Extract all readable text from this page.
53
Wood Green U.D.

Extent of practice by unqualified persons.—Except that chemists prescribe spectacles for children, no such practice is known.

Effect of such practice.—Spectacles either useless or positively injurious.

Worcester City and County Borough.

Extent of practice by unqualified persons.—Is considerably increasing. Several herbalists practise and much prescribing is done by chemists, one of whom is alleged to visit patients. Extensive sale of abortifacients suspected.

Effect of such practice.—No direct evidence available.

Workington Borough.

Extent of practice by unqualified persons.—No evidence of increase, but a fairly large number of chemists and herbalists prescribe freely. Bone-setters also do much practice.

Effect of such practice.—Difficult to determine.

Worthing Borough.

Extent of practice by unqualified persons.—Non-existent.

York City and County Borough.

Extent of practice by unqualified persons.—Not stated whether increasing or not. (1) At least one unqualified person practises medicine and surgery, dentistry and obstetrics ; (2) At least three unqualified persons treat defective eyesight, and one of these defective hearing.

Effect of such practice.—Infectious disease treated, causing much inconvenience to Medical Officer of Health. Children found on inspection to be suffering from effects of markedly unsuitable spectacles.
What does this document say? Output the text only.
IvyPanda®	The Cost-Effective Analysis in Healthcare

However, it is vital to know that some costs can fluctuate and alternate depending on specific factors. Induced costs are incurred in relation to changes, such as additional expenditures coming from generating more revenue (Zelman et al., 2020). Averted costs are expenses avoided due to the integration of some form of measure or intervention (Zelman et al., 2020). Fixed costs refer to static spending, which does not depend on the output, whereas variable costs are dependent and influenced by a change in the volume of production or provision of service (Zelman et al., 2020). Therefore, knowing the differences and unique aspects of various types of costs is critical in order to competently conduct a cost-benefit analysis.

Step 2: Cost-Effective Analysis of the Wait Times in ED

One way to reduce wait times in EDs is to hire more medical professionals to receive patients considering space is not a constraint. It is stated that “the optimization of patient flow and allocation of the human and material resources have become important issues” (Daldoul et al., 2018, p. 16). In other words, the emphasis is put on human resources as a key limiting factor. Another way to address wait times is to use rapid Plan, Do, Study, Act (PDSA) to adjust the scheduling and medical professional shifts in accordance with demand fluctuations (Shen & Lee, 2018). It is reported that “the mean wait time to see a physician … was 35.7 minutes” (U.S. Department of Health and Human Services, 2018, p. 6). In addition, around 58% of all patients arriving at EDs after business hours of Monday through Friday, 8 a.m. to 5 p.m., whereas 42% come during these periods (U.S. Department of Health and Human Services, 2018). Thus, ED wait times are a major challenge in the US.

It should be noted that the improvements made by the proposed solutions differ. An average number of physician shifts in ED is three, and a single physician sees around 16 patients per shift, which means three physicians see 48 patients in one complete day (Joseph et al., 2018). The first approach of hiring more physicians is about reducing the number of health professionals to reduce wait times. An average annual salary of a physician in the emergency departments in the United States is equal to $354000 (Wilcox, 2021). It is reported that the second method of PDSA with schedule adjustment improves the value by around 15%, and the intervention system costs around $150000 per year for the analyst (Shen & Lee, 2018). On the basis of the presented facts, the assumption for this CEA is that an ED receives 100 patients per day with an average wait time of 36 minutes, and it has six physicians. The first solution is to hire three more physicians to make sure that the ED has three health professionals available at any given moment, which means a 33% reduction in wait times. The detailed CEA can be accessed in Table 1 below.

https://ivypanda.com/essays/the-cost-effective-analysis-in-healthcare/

----------------------------------------

• [ACTIVITY]
Wherever a line in the data above holds the word "prescribe", copy that line.

• [SOLUTION TO THIS TASK]
Extent of practice by unqualified persons.—Except that chemists prescribe spectacles for children, no such practice is known.
Extent of practice by unqualified persons.—No evidence of increase, but a fairly large number of chemists and herbalists prescribe freely. Bone-setters also do much practice.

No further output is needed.